▸ EXERCISE DETAILS:
In the listing below, find every line with the string "screenshot" and pull it out.
● ● ● ● ●
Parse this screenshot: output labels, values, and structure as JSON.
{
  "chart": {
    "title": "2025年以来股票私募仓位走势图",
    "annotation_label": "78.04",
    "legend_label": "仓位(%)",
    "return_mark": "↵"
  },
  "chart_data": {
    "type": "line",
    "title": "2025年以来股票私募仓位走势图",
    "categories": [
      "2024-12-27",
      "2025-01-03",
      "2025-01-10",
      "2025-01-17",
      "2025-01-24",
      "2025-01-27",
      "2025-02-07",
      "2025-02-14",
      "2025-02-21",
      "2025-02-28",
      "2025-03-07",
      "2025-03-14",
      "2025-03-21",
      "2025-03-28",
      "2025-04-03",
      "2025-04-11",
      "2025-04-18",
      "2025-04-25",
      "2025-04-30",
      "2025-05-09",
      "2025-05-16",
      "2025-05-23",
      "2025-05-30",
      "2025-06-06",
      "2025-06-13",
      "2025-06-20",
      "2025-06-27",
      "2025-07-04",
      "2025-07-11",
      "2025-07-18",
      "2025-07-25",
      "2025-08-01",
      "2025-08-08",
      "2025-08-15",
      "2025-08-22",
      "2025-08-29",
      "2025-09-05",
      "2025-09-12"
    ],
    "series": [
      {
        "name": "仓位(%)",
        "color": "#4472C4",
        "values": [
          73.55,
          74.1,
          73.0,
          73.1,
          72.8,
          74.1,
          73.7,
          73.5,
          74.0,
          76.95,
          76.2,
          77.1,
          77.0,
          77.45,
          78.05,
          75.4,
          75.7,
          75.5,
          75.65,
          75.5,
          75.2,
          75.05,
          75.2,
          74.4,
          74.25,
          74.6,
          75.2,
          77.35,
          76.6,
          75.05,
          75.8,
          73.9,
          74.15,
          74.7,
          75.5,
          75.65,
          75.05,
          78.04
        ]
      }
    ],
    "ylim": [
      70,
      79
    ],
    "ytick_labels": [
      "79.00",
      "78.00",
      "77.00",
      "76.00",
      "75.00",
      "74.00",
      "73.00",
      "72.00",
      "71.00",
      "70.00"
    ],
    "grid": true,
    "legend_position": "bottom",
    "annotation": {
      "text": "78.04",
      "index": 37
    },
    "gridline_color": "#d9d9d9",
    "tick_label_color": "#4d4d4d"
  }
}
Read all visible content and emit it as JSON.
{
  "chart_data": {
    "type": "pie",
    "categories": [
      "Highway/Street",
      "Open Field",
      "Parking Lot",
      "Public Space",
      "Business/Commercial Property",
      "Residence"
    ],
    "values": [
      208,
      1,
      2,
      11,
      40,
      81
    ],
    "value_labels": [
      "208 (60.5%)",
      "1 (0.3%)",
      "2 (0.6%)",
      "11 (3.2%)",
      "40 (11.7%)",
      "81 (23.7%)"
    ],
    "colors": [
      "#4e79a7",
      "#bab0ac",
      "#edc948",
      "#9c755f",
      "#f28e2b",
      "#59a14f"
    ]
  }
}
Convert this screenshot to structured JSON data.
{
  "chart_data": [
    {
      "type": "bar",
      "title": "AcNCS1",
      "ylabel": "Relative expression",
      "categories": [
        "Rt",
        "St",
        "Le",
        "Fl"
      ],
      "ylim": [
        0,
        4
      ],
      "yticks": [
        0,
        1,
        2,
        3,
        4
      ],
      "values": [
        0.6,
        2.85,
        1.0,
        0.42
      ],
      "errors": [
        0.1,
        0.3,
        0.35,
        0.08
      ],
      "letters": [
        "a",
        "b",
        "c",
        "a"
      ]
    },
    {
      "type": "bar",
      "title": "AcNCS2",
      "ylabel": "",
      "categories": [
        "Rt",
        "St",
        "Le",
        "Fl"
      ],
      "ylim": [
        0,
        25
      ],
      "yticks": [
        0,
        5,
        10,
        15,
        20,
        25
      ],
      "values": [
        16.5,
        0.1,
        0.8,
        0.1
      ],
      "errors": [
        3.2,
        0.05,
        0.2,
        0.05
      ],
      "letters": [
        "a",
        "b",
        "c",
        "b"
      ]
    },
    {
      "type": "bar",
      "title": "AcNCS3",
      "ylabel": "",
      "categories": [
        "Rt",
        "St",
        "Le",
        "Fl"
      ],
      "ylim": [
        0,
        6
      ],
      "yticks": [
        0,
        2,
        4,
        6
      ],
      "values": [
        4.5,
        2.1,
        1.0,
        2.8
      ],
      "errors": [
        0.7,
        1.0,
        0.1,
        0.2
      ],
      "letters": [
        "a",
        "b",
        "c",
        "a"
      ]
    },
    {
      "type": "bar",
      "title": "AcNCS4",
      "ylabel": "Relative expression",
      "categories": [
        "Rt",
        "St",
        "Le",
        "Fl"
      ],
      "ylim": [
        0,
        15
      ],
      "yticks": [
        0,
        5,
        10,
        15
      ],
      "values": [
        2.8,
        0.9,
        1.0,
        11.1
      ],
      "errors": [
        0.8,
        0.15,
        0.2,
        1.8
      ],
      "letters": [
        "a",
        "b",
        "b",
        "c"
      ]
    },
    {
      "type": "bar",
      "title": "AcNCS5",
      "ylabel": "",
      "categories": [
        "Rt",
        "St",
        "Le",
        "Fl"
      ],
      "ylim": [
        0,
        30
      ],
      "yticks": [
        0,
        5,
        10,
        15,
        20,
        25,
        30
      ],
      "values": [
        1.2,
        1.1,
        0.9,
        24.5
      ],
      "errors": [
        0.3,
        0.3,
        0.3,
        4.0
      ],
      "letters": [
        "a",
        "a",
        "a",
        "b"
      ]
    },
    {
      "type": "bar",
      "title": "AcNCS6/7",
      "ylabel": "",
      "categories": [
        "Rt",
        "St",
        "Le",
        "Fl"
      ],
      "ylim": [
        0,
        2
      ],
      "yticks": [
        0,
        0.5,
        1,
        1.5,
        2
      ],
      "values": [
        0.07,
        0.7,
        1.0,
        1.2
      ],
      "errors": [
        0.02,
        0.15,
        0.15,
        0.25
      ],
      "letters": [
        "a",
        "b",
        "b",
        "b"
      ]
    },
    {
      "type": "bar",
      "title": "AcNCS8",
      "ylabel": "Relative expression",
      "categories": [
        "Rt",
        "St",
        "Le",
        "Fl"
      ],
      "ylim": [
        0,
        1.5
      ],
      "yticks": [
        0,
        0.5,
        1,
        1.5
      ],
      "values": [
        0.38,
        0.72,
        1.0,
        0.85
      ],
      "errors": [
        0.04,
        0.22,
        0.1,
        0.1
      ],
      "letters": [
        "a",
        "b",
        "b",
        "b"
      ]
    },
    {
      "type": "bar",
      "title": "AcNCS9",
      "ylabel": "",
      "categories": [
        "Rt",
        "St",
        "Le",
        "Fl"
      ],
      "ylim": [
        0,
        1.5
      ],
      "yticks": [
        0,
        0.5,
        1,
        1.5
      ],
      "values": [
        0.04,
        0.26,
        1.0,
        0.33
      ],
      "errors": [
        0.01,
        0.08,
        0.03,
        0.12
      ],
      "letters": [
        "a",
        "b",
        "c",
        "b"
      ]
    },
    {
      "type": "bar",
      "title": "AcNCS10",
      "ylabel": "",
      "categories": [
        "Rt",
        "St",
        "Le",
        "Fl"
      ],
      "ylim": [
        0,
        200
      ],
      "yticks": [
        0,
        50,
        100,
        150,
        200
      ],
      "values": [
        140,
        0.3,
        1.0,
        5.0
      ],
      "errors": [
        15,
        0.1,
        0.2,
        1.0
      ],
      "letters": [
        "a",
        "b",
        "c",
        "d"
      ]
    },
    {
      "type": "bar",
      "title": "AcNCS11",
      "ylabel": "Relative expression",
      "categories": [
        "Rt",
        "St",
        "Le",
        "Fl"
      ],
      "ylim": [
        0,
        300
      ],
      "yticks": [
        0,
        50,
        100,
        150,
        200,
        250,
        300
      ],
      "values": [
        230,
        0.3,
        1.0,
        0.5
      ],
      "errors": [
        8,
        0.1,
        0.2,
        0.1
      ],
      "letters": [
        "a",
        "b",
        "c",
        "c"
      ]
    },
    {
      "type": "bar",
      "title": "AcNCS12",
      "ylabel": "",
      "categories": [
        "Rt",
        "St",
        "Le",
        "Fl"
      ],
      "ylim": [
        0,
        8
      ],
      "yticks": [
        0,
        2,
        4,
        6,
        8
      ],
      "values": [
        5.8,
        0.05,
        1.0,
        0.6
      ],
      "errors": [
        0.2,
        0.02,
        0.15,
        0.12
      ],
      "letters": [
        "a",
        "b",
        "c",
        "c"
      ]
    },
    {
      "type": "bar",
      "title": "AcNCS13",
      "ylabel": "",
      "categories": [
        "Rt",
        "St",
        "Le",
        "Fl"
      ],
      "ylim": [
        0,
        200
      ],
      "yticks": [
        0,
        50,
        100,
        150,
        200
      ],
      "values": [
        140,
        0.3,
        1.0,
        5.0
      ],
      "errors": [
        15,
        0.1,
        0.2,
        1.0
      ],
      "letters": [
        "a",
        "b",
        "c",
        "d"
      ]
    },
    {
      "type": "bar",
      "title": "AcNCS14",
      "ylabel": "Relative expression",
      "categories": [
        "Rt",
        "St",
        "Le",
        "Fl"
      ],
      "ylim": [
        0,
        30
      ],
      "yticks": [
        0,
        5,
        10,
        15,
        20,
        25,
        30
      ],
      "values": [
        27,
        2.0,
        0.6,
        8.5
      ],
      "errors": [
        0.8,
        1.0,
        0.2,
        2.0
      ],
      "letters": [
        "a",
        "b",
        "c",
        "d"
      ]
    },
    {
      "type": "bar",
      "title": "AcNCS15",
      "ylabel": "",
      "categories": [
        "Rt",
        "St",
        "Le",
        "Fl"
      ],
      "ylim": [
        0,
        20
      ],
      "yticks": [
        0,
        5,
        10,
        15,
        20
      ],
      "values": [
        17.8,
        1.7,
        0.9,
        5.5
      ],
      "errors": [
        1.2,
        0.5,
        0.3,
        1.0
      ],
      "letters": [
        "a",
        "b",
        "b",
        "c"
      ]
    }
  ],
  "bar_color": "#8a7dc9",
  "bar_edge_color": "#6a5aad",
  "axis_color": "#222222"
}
● ● ● ● ●
▸ EXERCISE SOLUTION:
Parse this screenshot: output labels, values, and structure as JSON.
Convert this screenshot to structured JSON data.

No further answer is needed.